# Start of Data to process
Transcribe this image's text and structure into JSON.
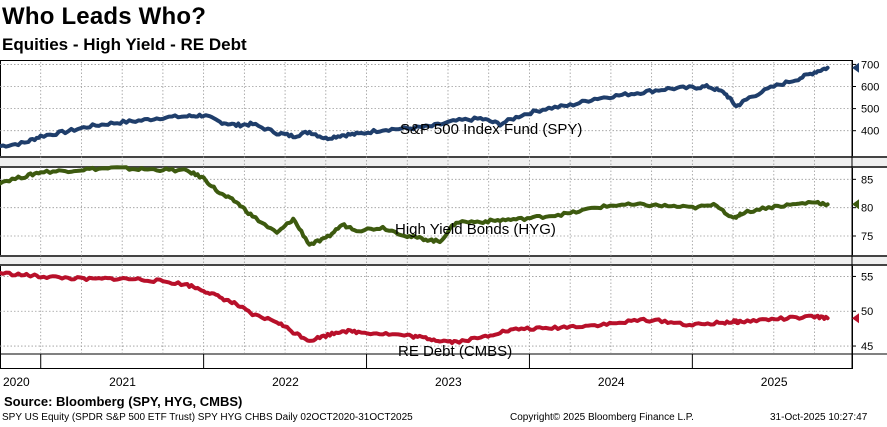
{
  "header": {
    "title": "Who Leads Who?",
    "subtitle": "Equities - High Yield - RE Debt"
  },
  "footer": {
    "source": "Source: Bloomberg (SPY, HYG, CMBS)",
    "left": "SPY US Equity (SPDR S&P 500 ETF Trust) SPY HYG CHBS Daily 02OCT2020-31OCT2025",
    "middle": "Copyright© 2025 Bloomberg Finance L.P.",
    "right": "31-Oct-2025 10:27:47"
  },
  "colors": {
    "spy": "#1f3e6b",
    "hyg": "#3d5a0f",
    "cmbs": "#b8102a",
    "divider": "#444444",
    "grid": "#9a9a9a"
  },
  "chart_data": [
    {
      "type": "line",
      "panel": "spy",
      "label": "S&P 500 Index Fund (SPY)",
      "yticks": [
        400,
        500,
        600,
        700
      ],
      "ylim": [
        290,
        720
      ],
      "x": [
        2020.75,
        2020.9,
        2021.0,
        2021.15,
        2021.3,
        2021.45,
        2021.6,
        2021.75,
        2021.9,
        2022.0,
        2022.1,
        2022.2,
        2022.3,
        2022.45,
        2022.55,
        2022.65,
        2022.75,
        2022.85,
        2022.95,
        2023.1,
        2023.25,
        2023.4,
        2023.55,
        2023.7,
        2023.82,
        2023.95,
        2024.1,
        2024.25,
        2024.4,
        2024.55,
        2024.7,
        2024.85,
        2025.0,
        2025.1,
        2025.2,
        2025.27,
        2025.35,
        2025.5,
        2025.65,
        2025.75,
        2025.83
      ],
      "values": [
        330,
        345,
        375,
        395,
        420,
        435,
        445,
        460,
        465,
        470,
        440,
        425,
        430,
        390,
        375,
        395,
        365,
        380,
        385,
        405,
        410,
        420,
        445,
        455,
        430,
        470,
        500,
        515,
        545,
        560,
        575,
        590,
        595,
        600,
        570,
        510,
        550,
        600,
        635,
        665,
        685
      ]
    },
    {
      "type": "line",
      "panel": "hyg",
      "label": "High Yield Bonds (HYG)",
      "yticks": [
        75,
        80,
        85
      ],
      "ylim": [
        72,
        87
      ],
      "x": [
        2020.75,
        2020.9,
        2021.0,
        2021.15,
        2021.3,
        2021.45,
        2021.6,
        2021.75,
        2021.9,
        2022.0,
        2022.1,
        2022.2,
        2022.3,
        2022.45,
        2022.55,
        2022.65,
        2022.75,
        2022.85,
        2022.95,
        2023.1,
        2023.25,
        2023.35,
        2023.45,
        2023.55,
        2023.7,
        2023.82,
        2023.95,
        2024.1,
        2024.25,
        2024.4,
        2024.55,
        2024.7,
        2024.85,
        2025.0,
        2025.15,
        2025.25,
        2025.3,
        2025.45,
        2025.6,
        2025.75,
        2025.83
      ],
      "values": [
        84.5,
        85.5,
        86.3,
        86.5,
        86.8,
        87.0,
        86.8,
        86.7,
        86.5,
        85.2,
        82.5,
        81.0,
        78.5,
        75.5,
        78.0,
        73.5,
        74.5,
        77.0,
        76.0,
        76.5,
        75.0,
        74.5,
        74.0,
        77.5,
        77.5,
        77.8,
        78.0,
        78.5,
        79.0,
        80.0,
        80.5,
        80.5,
        80.3,
        80.0,
        80.5,
        78.0,
        79.0,
        80.0,
        80.5,
        81.0,
        80.6
      ]
    },
    {
      "type": "line",
      "panel": "cmbs",
      "label": "RE Debt (CMBS)",
      "yticks": [
        45,
        50,
        55
      ],
      "ylim": [
        44,
        56.5
      ],
      "x": [
        2020.75,
        2020.9,
        2021.0,
        2021.15,
        2021.3,
        2021.45,
        2021.6,
        2021.75,
        2021.9,
        2022.0,
        2022.1,
        2022.2,
        2022.3,
        2022.45,
        2022.55,
        2022.65,
        2022.75,
        2022.85,
        2022.95,
        2023.1,
        2023.25,
        2023.35,
        2023.45,
        2023.55,
        2023.7,
        2023.82,
        2023.95,
        2024.1,
        2024.25,
        2024.4,
        2024.55,
        2024.7,
        2024.85,
        2025.0,
        2025.15,
        2025.25,
        2025.3,
        2025.45,
        2025.6,
        2025.75,
        2025.83
      ],
      "values": [
        55.5,
        55.2,
        55.0,
        54.8,
        54.6,
        54.7,
        54.6,
        54.3,
        53.8,
        53.0,
        52.0,
        51.0,
        49.5,
        48.5,
        47.0,
        45.8,
        46.5,
        47.2,
        47.0,
        46.8,
        46.5,
        46.2,
        45.8,
        45.6,
        46.2,
        47.0,
        47.5,
        47.5,
        47.8,
        48.0,
        48.3,
        48.8,
        48.5,
        48.0,
        48.3,
        48.5,
        48.5,
        48.8,
        49.0,
        49.2,
        49.0
      ]
    }
  ],
  "xaxis": {
    "labels": [
      "2020",
      "2021",
      "2022",
      "2023",
      "2024",
      "2025"
    ],
    "positions": [
      2020.5,
      2021.5,
      2022.5,
      2023.5,
      2024.5,
      2025.5
    ],
    "year_starts": [
      2021,
      2022,
      2023,
      2024,
      2025
    ],
    "xlim": [
      2020.75,
      2025.98
    ]
  }
}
# End of Data to process
§ **The exercise**
Filter the entries above down to the lines containing the word "Bloomberg".

§ **Reply to the exercise**
    "source": "Source: Bloomberg (SPY, HYG, CMBS)",
    "middle": "Copyright© 2025 Bloomberg Finance L.P.",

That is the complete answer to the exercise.